Stored records
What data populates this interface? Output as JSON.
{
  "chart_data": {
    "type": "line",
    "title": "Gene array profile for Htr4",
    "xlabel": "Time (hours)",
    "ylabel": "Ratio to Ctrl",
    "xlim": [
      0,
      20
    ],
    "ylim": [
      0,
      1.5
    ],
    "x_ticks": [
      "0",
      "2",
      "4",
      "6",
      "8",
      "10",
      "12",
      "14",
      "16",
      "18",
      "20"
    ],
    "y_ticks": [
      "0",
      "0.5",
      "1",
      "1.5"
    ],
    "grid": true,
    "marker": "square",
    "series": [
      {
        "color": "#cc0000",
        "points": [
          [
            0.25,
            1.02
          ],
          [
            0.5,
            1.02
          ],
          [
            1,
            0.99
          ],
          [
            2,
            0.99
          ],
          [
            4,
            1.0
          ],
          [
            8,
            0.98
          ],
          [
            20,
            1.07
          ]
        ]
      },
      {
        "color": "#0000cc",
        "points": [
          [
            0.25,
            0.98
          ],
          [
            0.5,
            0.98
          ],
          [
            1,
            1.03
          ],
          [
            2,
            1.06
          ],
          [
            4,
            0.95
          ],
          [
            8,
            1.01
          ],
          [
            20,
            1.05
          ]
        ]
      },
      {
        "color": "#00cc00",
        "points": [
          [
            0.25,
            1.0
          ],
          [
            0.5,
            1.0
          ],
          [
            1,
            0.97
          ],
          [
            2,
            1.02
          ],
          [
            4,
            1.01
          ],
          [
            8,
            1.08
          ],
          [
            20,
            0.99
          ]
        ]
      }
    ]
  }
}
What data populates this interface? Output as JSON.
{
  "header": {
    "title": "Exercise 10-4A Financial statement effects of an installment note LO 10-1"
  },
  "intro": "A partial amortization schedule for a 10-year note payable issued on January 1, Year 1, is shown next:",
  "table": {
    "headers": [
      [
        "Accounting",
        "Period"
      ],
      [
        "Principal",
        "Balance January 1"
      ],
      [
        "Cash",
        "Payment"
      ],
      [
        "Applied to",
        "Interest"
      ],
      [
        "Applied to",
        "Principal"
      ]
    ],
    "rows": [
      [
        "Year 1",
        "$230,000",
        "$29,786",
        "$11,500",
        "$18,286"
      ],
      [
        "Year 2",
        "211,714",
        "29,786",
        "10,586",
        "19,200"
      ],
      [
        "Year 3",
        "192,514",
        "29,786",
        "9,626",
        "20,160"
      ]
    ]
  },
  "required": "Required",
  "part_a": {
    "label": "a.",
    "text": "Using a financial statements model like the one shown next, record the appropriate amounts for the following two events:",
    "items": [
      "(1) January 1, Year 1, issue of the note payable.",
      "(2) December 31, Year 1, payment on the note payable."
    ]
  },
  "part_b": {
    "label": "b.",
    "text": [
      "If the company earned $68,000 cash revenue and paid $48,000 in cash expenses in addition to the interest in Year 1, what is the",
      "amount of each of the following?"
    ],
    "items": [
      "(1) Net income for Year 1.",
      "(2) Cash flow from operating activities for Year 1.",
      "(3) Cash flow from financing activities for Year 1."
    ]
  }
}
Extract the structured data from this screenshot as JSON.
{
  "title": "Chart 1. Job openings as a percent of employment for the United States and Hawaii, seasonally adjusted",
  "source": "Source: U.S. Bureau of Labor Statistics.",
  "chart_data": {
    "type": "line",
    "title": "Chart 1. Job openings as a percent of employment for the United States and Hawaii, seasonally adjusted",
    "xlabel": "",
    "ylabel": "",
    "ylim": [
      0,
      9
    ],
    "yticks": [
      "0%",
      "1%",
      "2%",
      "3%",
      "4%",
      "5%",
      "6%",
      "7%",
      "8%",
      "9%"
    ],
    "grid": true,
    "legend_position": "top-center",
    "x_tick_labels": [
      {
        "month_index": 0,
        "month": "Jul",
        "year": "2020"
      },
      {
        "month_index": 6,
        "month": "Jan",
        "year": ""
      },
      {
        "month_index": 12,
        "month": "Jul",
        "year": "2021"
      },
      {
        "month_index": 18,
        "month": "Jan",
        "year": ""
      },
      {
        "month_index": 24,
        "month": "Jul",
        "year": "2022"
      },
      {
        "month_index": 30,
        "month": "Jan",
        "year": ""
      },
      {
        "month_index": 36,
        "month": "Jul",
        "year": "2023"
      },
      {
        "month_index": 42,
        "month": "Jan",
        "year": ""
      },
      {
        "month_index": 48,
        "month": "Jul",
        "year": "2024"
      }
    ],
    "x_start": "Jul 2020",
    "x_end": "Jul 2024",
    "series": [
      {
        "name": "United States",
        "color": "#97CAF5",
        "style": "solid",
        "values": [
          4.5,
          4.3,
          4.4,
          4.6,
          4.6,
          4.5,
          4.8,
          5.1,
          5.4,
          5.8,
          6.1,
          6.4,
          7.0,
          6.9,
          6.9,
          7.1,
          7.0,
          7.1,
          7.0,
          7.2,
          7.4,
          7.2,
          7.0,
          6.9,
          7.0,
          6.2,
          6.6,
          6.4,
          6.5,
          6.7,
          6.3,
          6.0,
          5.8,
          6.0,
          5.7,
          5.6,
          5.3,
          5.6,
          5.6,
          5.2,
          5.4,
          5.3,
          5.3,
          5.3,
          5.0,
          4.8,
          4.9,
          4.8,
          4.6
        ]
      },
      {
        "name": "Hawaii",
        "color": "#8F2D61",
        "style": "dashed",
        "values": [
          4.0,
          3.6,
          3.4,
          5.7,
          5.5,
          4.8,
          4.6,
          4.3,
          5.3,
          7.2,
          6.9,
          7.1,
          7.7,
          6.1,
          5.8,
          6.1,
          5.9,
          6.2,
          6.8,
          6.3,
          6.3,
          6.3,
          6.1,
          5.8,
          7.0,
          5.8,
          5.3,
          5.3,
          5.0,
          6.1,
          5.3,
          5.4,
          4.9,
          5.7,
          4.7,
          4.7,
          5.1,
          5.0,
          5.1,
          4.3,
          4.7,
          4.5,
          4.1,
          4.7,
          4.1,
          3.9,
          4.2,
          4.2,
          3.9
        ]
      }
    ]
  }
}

_What the task asks_:
Check each line above for "January" and return the ones that have it.

_Response to the task_:
  "intro": "A partial amortization schedule for a 10-year note payable issued on January 1, Year 1, is shown next:",
        "Balance January 1"
      "(1) January 1, Year 1, issue of the note payable.",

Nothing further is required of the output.